__Work required__.
Work through the entries below and report how many lines include "картофелем". The number alone is the answer.
• • • • • • •
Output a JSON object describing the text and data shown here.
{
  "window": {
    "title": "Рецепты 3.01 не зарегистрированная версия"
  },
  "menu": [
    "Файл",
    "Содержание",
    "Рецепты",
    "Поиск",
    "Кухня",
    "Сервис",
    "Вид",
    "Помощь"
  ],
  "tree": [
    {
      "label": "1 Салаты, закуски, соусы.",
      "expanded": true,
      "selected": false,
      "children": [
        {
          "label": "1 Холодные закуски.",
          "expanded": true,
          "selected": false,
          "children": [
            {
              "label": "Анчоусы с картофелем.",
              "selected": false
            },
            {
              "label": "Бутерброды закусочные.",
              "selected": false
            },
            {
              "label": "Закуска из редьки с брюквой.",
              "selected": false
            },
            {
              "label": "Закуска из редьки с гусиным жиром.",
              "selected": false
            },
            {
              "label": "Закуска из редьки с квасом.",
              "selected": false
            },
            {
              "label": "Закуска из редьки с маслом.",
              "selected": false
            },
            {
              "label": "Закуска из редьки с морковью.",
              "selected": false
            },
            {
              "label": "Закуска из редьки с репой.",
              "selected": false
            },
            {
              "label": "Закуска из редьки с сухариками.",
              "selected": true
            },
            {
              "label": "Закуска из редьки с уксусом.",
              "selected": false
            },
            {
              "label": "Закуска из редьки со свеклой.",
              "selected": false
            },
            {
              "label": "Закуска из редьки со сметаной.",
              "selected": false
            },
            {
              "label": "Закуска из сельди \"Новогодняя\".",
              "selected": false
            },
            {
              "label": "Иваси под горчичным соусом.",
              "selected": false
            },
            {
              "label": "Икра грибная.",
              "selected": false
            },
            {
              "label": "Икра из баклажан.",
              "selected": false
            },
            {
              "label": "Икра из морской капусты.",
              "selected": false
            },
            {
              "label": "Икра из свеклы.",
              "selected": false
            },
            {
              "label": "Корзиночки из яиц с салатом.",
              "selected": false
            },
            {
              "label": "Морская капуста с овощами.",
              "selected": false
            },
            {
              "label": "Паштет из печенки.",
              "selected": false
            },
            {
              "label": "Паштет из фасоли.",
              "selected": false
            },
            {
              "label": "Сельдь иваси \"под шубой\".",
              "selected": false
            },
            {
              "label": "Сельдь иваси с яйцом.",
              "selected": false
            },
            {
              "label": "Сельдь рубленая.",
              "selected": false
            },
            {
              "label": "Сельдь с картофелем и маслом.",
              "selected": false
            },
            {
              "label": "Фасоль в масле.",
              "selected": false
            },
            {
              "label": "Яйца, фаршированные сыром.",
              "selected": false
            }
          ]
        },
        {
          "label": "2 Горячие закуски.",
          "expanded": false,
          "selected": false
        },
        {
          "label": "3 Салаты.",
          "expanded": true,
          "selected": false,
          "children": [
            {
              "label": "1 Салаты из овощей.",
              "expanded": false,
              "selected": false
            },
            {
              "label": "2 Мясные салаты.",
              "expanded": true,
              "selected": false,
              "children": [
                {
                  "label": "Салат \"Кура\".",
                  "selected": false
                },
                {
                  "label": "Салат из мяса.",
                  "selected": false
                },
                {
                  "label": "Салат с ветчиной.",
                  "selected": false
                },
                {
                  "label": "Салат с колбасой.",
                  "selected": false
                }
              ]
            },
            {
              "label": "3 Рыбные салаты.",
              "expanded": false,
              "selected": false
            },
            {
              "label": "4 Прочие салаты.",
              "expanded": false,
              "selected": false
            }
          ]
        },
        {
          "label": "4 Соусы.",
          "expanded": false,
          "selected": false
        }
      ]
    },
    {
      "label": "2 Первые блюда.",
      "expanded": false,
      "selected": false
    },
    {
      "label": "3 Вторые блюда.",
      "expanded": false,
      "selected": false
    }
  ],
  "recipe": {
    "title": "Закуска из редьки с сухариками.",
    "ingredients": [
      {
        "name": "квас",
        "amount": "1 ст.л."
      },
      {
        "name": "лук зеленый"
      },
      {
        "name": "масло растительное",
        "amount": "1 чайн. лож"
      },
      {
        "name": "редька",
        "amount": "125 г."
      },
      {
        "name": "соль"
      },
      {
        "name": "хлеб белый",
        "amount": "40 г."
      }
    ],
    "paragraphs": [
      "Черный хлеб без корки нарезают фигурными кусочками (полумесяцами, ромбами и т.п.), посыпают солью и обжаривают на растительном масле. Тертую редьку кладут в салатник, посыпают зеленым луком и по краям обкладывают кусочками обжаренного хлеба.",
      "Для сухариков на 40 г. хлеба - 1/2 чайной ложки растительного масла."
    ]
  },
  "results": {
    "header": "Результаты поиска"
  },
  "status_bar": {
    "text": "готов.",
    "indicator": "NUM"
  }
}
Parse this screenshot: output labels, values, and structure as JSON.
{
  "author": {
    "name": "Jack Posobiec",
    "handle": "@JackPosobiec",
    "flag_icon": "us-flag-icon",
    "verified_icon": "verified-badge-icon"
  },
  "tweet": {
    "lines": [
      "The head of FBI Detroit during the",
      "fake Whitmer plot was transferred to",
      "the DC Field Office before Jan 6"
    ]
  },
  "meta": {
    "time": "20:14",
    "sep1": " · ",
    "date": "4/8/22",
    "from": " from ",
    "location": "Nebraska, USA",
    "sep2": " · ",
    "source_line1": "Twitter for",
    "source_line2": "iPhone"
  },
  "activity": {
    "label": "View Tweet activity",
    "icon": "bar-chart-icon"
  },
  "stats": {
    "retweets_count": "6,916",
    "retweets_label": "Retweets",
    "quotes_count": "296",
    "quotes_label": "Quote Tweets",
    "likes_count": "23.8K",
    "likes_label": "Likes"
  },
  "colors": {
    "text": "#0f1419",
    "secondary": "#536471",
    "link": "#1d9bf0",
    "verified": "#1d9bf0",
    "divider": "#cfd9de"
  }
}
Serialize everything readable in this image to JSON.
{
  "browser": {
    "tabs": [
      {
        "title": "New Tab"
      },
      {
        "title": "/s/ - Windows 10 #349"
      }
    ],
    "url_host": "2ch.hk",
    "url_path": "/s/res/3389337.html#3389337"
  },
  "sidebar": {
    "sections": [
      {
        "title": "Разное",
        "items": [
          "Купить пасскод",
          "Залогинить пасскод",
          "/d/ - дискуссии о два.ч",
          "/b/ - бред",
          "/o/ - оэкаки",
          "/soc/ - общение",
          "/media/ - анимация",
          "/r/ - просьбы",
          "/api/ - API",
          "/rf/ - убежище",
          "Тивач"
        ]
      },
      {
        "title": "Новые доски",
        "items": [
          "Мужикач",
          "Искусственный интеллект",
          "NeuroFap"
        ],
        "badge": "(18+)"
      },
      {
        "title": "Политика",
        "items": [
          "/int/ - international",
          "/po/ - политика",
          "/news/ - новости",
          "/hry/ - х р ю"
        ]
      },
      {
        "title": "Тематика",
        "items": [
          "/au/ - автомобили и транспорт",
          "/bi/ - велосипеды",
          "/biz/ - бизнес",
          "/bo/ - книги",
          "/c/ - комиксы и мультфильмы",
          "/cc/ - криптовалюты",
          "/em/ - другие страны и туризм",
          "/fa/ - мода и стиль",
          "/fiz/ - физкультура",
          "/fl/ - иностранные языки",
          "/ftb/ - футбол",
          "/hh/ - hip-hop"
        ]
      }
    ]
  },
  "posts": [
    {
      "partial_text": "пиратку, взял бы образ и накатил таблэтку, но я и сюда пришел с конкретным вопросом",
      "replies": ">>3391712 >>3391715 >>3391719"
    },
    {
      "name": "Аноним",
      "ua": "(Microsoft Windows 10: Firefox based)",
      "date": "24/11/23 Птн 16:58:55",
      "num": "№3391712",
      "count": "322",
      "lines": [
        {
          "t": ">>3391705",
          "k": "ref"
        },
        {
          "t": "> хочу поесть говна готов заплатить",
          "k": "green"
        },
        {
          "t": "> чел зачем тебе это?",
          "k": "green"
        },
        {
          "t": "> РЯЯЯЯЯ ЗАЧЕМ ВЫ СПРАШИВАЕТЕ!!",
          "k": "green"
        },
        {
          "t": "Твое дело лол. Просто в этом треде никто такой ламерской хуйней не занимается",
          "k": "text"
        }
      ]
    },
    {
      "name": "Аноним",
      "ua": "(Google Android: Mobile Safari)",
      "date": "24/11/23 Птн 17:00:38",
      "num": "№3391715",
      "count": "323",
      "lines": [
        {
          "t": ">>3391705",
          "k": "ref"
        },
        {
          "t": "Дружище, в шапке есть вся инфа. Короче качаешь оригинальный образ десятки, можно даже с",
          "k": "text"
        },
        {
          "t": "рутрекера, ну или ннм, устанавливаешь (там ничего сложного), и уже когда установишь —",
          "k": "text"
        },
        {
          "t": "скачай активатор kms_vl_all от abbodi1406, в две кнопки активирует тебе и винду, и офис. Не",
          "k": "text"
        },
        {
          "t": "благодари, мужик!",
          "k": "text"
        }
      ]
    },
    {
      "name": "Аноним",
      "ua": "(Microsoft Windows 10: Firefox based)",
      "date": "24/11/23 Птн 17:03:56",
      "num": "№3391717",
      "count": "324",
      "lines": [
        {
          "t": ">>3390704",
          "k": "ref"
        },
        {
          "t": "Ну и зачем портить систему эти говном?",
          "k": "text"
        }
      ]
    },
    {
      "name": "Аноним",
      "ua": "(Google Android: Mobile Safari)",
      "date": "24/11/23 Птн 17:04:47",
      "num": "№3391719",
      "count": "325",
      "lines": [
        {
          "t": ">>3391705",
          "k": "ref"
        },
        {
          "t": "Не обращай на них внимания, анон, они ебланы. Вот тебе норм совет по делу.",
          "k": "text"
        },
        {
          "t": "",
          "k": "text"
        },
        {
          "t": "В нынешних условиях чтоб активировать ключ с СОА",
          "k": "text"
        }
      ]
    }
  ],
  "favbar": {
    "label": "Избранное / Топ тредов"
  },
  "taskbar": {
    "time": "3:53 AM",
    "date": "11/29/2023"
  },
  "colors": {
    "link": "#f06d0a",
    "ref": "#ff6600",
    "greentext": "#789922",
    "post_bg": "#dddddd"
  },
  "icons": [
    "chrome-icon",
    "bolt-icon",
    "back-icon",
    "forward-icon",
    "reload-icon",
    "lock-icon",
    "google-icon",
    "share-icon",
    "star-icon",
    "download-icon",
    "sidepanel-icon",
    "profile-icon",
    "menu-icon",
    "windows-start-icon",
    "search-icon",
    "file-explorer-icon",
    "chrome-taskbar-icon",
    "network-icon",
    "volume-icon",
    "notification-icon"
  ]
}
• • • • • • •
__Result for this task__.
2